# Prompt
Copy out every line that contains "this".

# Dataset excerpts

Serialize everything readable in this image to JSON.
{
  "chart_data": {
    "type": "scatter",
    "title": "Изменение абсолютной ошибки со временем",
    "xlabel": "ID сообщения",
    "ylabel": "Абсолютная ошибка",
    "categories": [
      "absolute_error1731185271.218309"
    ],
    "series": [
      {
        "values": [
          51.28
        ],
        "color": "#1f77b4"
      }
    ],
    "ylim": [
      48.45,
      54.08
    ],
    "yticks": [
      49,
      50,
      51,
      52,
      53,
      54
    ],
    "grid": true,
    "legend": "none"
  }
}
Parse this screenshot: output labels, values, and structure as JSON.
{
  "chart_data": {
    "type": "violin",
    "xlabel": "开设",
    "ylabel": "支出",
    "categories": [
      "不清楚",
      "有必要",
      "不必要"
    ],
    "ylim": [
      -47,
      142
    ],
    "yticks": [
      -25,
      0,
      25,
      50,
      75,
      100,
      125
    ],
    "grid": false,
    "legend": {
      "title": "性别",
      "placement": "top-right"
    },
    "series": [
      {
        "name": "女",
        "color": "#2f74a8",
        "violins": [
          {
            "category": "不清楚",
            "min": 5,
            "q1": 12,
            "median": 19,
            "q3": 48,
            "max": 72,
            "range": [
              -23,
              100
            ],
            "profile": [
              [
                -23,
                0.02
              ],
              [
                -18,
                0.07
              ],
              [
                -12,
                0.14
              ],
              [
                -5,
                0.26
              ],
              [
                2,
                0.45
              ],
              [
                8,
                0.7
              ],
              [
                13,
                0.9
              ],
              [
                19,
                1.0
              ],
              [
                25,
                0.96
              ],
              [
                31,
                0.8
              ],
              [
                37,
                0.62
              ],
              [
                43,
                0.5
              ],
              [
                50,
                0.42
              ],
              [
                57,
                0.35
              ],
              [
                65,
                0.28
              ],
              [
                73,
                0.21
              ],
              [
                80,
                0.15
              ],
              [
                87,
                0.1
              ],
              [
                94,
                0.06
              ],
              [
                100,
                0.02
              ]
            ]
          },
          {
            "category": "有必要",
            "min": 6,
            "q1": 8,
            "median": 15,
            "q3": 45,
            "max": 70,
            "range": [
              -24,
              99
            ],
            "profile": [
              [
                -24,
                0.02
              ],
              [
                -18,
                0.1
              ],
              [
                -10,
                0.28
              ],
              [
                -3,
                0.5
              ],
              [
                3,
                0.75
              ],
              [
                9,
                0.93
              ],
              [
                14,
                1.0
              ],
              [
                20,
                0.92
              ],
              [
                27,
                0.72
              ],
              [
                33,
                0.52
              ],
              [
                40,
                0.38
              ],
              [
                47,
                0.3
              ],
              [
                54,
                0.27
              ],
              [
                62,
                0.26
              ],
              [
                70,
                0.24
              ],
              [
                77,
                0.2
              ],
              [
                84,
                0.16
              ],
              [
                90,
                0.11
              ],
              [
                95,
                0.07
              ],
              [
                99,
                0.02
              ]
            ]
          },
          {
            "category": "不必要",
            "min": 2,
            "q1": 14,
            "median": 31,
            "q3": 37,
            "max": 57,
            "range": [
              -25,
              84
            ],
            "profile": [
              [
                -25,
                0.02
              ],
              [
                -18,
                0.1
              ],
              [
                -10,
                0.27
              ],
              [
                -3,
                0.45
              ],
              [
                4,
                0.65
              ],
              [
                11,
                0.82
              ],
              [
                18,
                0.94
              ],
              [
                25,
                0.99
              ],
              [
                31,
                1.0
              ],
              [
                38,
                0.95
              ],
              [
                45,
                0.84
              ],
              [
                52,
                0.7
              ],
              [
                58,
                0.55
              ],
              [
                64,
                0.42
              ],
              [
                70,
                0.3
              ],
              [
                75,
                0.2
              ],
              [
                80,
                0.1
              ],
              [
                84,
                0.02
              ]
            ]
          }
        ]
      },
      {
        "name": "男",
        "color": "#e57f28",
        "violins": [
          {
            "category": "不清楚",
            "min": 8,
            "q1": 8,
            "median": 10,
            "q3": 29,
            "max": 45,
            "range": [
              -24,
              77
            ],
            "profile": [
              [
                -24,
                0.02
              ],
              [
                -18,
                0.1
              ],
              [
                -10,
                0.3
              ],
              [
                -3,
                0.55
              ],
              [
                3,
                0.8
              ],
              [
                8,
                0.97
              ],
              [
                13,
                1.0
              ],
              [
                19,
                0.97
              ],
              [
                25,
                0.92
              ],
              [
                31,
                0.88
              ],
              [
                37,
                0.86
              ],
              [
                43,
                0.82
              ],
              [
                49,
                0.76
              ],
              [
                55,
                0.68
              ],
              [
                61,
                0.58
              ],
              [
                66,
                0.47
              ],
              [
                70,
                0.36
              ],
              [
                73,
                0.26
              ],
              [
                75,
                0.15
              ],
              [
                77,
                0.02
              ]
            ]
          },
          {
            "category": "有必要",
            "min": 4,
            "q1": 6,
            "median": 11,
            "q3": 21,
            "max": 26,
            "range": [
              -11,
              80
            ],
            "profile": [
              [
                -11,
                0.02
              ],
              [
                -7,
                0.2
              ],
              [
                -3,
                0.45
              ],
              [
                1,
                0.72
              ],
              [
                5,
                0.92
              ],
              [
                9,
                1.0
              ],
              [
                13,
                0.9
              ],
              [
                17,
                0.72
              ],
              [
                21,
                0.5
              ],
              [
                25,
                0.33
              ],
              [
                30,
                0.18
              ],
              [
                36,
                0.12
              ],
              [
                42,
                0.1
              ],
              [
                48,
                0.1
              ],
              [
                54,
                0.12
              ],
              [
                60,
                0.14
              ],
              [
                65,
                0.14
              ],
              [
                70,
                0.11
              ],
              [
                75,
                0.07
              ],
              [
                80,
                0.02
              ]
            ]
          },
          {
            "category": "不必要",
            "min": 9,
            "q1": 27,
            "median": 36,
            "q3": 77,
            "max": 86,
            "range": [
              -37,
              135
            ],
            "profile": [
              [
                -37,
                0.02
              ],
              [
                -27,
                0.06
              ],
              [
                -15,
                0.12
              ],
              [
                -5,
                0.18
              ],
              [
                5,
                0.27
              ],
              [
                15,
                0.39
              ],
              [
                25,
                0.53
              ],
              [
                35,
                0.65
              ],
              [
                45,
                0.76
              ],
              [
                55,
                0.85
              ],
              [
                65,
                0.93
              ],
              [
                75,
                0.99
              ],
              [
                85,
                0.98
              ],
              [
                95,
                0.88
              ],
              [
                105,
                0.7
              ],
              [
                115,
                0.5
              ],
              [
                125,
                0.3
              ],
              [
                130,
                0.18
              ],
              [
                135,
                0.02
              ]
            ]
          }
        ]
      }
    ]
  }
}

# Worked answer
Serialize everything readable in this image to JSON.
Parse this screenshot: output labels, values, and structure as JSON.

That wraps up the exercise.